- **Stated exercise**: Write each line out again exactly as written.

- **Records provided**:
══════════
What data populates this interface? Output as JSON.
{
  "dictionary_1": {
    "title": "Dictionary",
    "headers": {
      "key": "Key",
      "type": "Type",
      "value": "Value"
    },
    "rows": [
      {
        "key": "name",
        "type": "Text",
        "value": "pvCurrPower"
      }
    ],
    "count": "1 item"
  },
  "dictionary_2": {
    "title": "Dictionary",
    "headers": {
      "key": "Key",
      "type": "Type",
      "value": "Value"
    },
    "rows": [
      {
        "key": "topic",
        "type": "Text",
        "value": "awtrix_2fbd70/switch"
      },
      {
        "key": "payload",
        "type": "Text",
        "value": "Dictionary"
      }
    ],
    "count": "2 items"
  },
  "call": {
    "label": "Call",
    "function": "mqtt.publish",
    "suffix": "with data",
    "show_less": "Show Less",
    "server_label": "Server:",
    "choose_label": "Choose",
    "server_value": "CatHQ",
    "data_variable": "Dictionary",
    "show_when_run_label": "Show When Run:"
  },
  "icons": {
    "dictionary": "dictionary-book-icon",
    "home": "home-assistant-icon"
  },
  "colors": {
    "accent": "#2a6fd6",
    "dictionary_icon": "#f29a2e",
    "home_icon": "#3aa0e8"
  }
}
══════════
- **The answer**:
What data populates this interface? Output as JSON.
{
  "dictionary_1": {
    "title": "Dictionary",
    "headers": {
      "key": "Key",
      "type": "Type",
      "value": "Value"
    },
    "rows": [
      {
        "key": "name",
        "type": "Text",
        "value": "pvCurrPower"
      }
    ],
    "count": "1 item"
  },
  "dictionary_2": {
    "title": "Dictionary",
    "headers": {
      "key": "Key",
      "type": "Type",
      "value": "Value"
    },
    "rows": [
      {
        "key": "topic",
        "type": "Text",
        "value": "awtrix_2fbd70/switch"
      },
      {
        "key": "payload",
        "type": "Text",
        "value": "Dictionary"
      }
    ],
    "count": "2 items"
  },
  "call": {
    "label": "Call",
    "function": "mqtt.publish",
    "suffix": "with data",
    "show_less": "Show Less",
    "server_label": "Server:",
    "choose_label": "Choose",
    "server_value": "CatHQ",
    "data_variable": "Dictionary",
    "show_when_run_label": "Show When Run:"
  },
  "icons": {
    "dictionary": "dictionary-book-icon",
    "home": "home-assistant-icon"
  },
  "colors": {
    "accent": "#2a6fd6",
    "dictionary_icon": "#f29a2e",
    "home_icon": "#3aa0e8"
  }
}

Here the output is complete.